Exercise description — Skip the pictures. Copy all the rest of the records down exactly.

[START Data for this task]

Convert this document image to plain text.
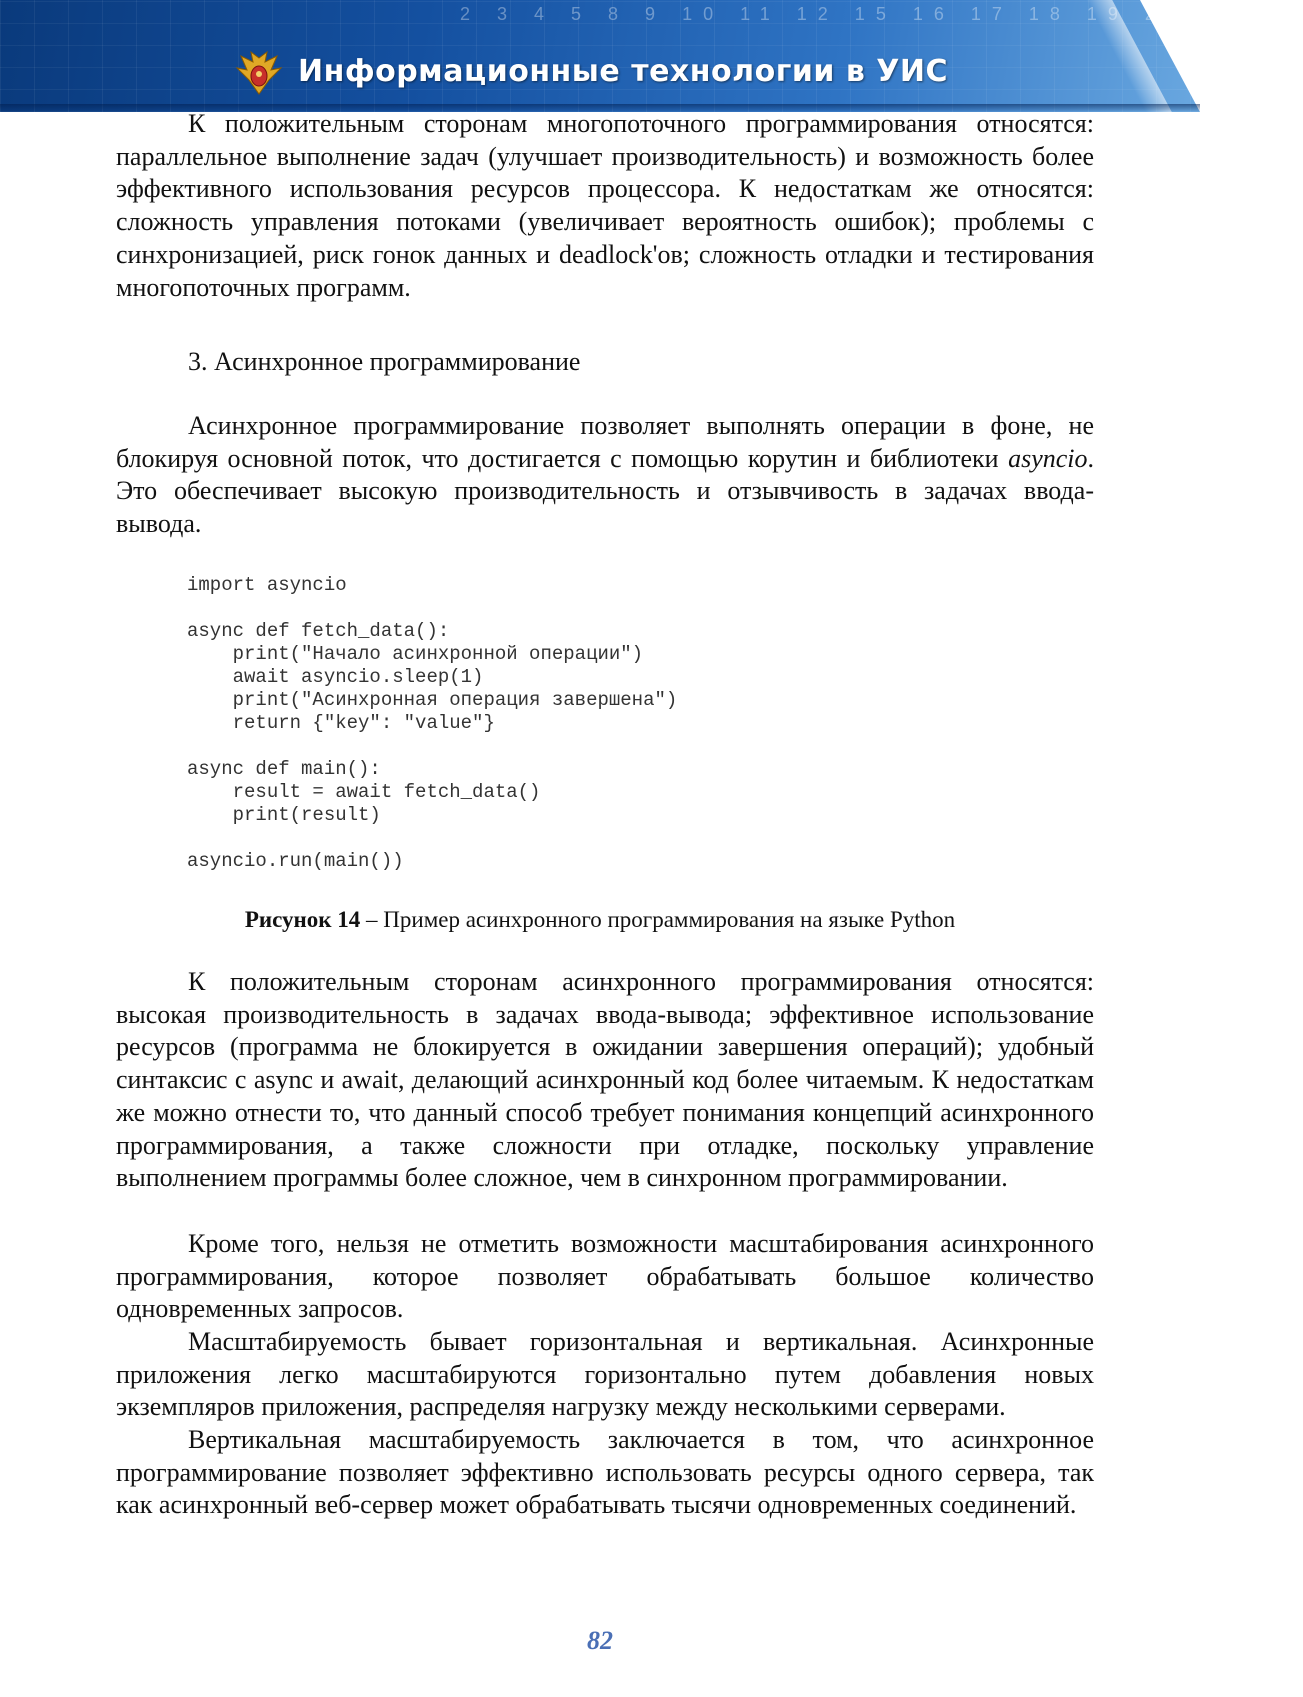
2 3 4 5 8 9 10 11 12 15 16 17 18 19 22 23 24
Информационные технологии в УИС

К положительным сторонам многопоточного программирования относятся: параллельное выполнение задач (улучшает производительность) и возможность более эффективного использования ресурсов процессора. К недостаткам же относятся: сложность управления потоками (увеличивает вероятность ошибок); проблемы с синхронизацией, риск гонок данных и deadlock'ов; сложность отладки и тестирования многопоточных программ.

3. Асинхронное программирование

Асинхронное программирование позволяет выполнять операции в фоне, не блокируя основной поток, что достигается с помощью корутин и библиотеки asyncio. Это обеспечивает высокую производительность и отзывчивость в задачах ввода-вывода.

import asyncio

async def fetch_data():
print("Начало асинхронной операции")
await asyncio.sleep(1)
print("Асинхронная операция завершена")
return {"key": "value"}

async def main():
result = await fetch_data()
print(result)

asyncio.run(main())
Рисунок 14 – Пример асинхронного программирования на языке Python

К положительным сторонам асинхронного программирования относятся: высокая производительность в задачах ввода-вывода; эффективное использование ресурсов (программа не блокируется в ожидании завершения операций); удобный синтаксис с async и await, делающий асинхронный код более читаемым. К недостаткам же можно отнести то, что данный способ требует понимания концепций асинхронного программирования, а также сложности при отладке, поскольку управление выполнением программы более сложное, чем в синхронном программировании.

Кроме того, нельзя не отметить возможности масштабирования асинхронного программирования, которое позволяет обрабатывать большое количество одновременных запросов.

Масштабируемость бывает горизонтальная и вертикальная. Асинхронные приложения легко масштабируются горизонтально путем добавления новых экземпляров приложения, распределяя нагрузку между несколькими серверами.

Вертикальная масштабируемость заключается в том, что асинхронное программирование позволяет эффективно использовать ресурсы одного сервера, так как асинхронный веб-сервер может обрабатывать тысячи одновременных соединений.

82
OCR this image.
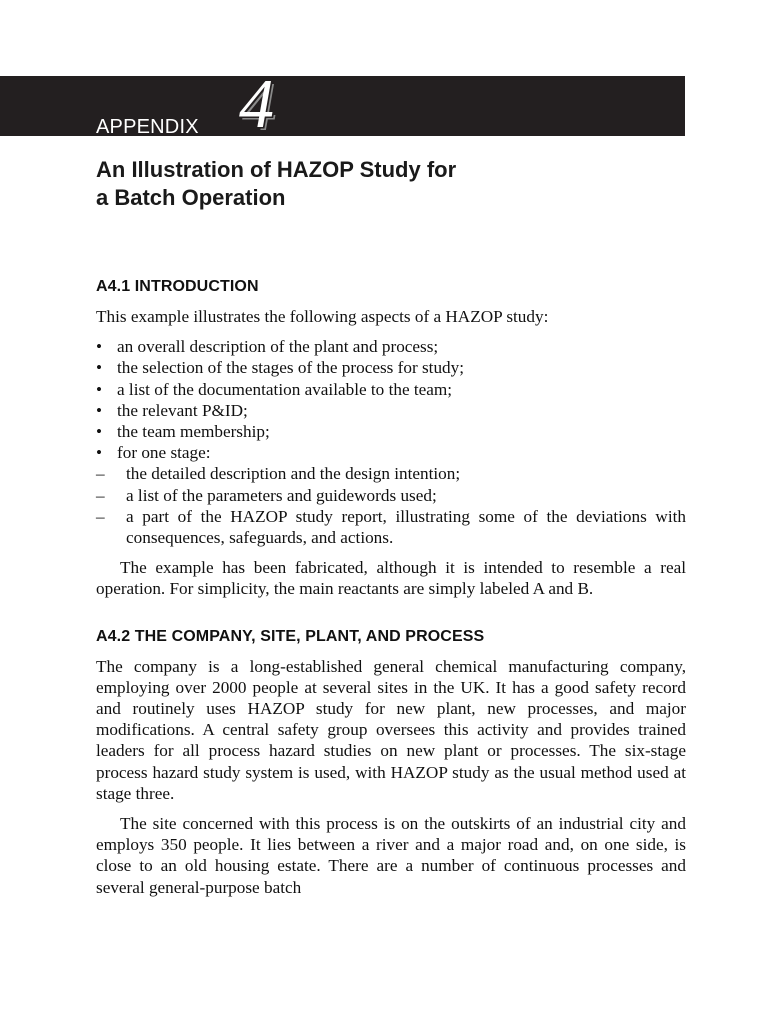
APPENDIX 4
An Illustration of HAZOP Study for
a Batch Operation
A4.1 INTRODUCTION

This example illustrates the following aspects of a HAZOP study:

• an overall description of the plant and process;
• the selection of the stages of the process for study;
• a list of the documentation available to the team;
• the relevant P&ID;
• the team membership;
• for one stage:
– the detailed description and the design intention;
– a list of the parameters and guidewords used;
– a part of the HAZOP study report, illustrating some of the deviations with consequences, safeguards, and actions.

The example has been fabricated, although it is intended to resemble a real operation. For simplicity, the main reactants are simply labeled A and B.

A4.2 THE COMPANY, SITE, PLANT, AND PROCESS

The company is a long-established general chemical manufacturing company, employing over 2000 people at several sites in the UK. It has a good safety record and routinely uses HAZOP study for new plant, new processes, and major modifications. A central safety group oversees this activity and provides trained leaders for all process hazard studies on new plant or processes. The six-stage process hazard study system is used, with HAZOP study as the usual method used at stage three.

The site concerned with this process is on the outskirts of an industrial city and employs 350 people. It lies between a river and a major road and, on one side, is close to an old housing estate. There are a number of continuous processes and several general-purpose batch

[END Data for this task]

Complete answer —
Convert this document image to plain text.
2 3 4 5 8 9 10 11 12 15 16 17 18 19 22 23 24
Информационные технологии в УИС

К положительным сторонам многопоточного программирования относятся: параллельное выполнение задач (улучшает производительность) и возможность более эффективного использования ресурсов процессора. К недостаткам же относятся: сложность управления потоками (увеличивает вероятность ошибок); проблемы с синхронизацией, риск гонок данных и deadlock'ов; сложность отладки и тестирования многопоточных программ.

3. Асинхронное программирование

Асинхронное программирование позволяет выполнять операции в фоне, не блокируя основной поток, что достигается с помощью корутин и библиотеки asyncio. Это обеспечивает высокую производительность и отзывчивость в задачах ввода-вывода.

import asyncio

async def fetch_data():
print("Начало асинхронной операции")
await asyncio.sleep(1)
print("Асинхронная операция завершена")
return {"key": "value"}

async def main():
result = await fetch_data()
print(result)

asyncio.run(main())
Рисунок 14 – Пример асинхронного программирования на языке Python

К положительным сторонам асинхронного программирования относятся: высокая производительность в задачах ввода-вывода; эффективное использование ресурсов (программа не блокируется в ожидании завершения операций); удобный синтаксис с async и await, делающий асинхронный код более читаемым. К недостаткам же можно отнести то, что данный способ требует понимания концепций асинхронного программирования, а также сложности при отладке, поскольку управление выполнением программы более сложное, чем в синхронном программировании.

Кроме того, нельзя не отметить возможности масштабирования асинхронного программирования, которое позволяет обрабатывать большое количество одновременных запросов.

Масштабируемость бывает горизонтальная и вертикальная. Асинхронные приложения легко масштабируются горизонтально путем добавления новых экземпляров приложения, распределяя нагрузку между несколькими серверами.

Вертикальная масштабируемость заключается в том, что асинхронное программирование позволяет эффективно использовать ресурсы одного сервера, так как асинхронный веб-сервер может обрабатывать тысячи одновременных соединений.

82
OCR this image.
APPENDIX 4
An Illustration of HAZOP Study for
a Batch Operation
A4.1 INTRODUCTION

This example illustrates the following aspects of a HAZOP study:

• an overall description of the plant and process;
• the selection of the stages of the process for study;
• a list of the documentation available to the team;
• the relevant P&ID;
• the team membership;
• for one stage:
– the detailed description and the design intention;
– a list of the parameters and guidewords used;
– a part of the HAZOP study report, illustrating some of the deviations with consequences, safeguards, and actions.

The example has been fabricated, although it is intended to resemble a real operation. For simplicity, the main reactants are simply labeled A and B.

A4.2 THE COMPANY, SITE, PLANT, AND PROCESS

The company is a long-established general chemical manufacturing company, employing over 2000 people at several sites in the UK. It has a good safety record and routinely uses HAZOP study for new plant, new processes, and major modifications. A central safety group oversees this activity and provides trained leaders for all process hazard studies on new plant or processes. The six-stage process hazard study system is used, with HAZOP study as the usual method used at stage three.

The site concerned with this process is on the outskirts of an industrial city and employs 350 people. It lies between a river and a major road and, on one side, is close to an old housing estate. There are a number of continuous processes and several general-purpose batch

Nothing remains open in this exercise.